-- Begin Entries shown --

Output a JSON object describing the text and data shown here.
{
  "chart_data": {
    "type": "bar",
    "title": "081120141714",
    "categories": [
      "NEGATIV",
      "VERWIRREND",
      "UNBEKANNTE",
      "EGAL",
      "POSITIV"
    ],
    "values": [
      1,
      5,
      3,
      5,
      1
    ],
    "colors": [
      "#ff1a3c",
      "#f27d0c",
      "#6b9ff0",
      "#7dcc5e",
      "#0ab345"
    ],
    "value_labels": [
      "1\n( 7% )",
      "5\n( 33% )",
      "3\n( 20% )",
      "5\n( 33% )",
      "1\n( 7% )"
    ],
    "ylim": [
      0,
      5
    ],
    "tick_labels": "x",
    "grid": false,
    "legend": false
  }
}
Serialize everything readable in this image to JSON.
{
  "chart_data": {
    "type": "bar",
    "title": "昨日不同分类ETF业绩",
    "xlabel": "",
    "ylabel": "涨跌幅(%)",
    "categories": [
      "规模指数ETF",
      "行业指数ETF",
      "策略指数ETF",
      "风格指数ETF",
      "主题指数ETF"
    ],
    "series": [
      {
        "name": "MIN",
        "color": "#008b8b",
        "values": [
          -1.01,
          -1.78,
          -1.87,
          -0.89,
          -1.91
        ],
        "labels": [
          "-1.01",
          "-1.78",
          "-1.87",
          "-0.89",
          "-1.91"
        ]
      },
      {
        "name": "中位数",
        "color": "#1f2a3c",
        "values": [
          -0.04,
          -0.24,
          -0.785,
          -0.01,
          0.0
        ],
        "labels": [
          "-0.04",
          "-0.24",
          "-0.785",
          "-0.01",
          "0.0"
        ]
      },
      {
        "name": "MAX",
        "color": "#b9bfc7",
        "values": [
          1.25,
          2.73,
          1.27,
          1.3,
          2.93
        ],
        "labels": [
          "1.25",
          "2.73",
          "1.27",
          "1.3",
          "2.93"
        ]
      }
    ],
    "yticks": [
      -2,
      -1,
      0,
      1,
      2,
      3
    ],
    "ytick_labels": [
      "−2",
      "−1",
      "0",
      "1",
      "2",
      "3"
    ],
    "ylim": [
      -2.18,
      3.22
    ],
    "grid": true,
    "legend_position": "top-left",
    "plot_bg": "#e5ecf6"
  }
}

-- End Entries shown --

Exercise
Repeat the records above exactly as they appear.

Full solution
Output a JSON object describing the text and data shown here.
{
  "chart_data": {
    "type": "bar",
    "title": "081120141714",
    "categories": [
      "NEGATIV",
      "VERWIRREND",
      "UNBEKANNTE",
      "EGAL",
      "POSITIV"
    ],
    "values": [
      1,
      5,
      3,
      5,
      1
    ],
    "colors": [
      "#ff1a3c",
      "#f27d0c",
      "#6b9ff0",
      "#7dcc5e",
      "#0ab345"
    ],
    "value_labels": [
      "1\n( 7% )",
      "5\n( 33% )",
      "3\n( 20% )",
      "5\n( 33% )",
      "1\n( 7% )"
    ],
    "ylim": [
      0,
      5
    ],
    "tick_labels": "x",
    "grid": false,
    "legend": false
  }
}
Serialize everything readable in this image to JSON.
{
  "chart_data": {
    "type": "bar",
    "title": "昨日不同分类ETF业绩",
    "xlabel": "",
    "ylabel": "涨跌幅(%)",
    "categories": [
      "规模指数ETF",
      "行业指数ETF",
      "策略指数ETF",
      "风格指数ETF",
      "主题指数ETF"
    ],
    "series": [
      {
        "name": "MIN",
        "color": "#008b8b",
        "values": [
          -1.01,
          -1.78,
          -1.87,
          -0.89,
          -1.91
        ],
        "labels": [
          "-1.01",
          "-1.78",
          "-1.87",
          "-0.89",
          "-1.91"
        ]
      },
      {
        "name": "中位数",
        "color": "#1f2a3c",
        "values": [
          -0.04,
          -0.24,
          -0.785,
          -0.01,
          0.0
        ],
        "labels": [
          "-0.04",
          "-0.24",
          "-0.785",
          "-0.01",
          "0.0"
        ]
      },
      {
        "name": "MAX",
        "color": "#b9bfc7",
        "values": [
          1.25,
          2.73,
          1.27,
          1.3,
          2.93
        ],
        "labels": [
          "1.25",
          "2.73",
          "1.27",
          "1.3",
          "2.93"
        ]
      }
    ],
    "yticks": [
      -2,
      -1,
      0,
      1,
      2,
      3
    ],
    "ytick_labels": [
      "−2",
      "−1",
      "0",
      "1",
      "2",
      "3"
    ],
    "ylim": [
      -2.18,
      3.22
    ],
    "grid": true,
    "legend_position": "top-left",
    "plot_bg": "#e5ecf6"
  }
}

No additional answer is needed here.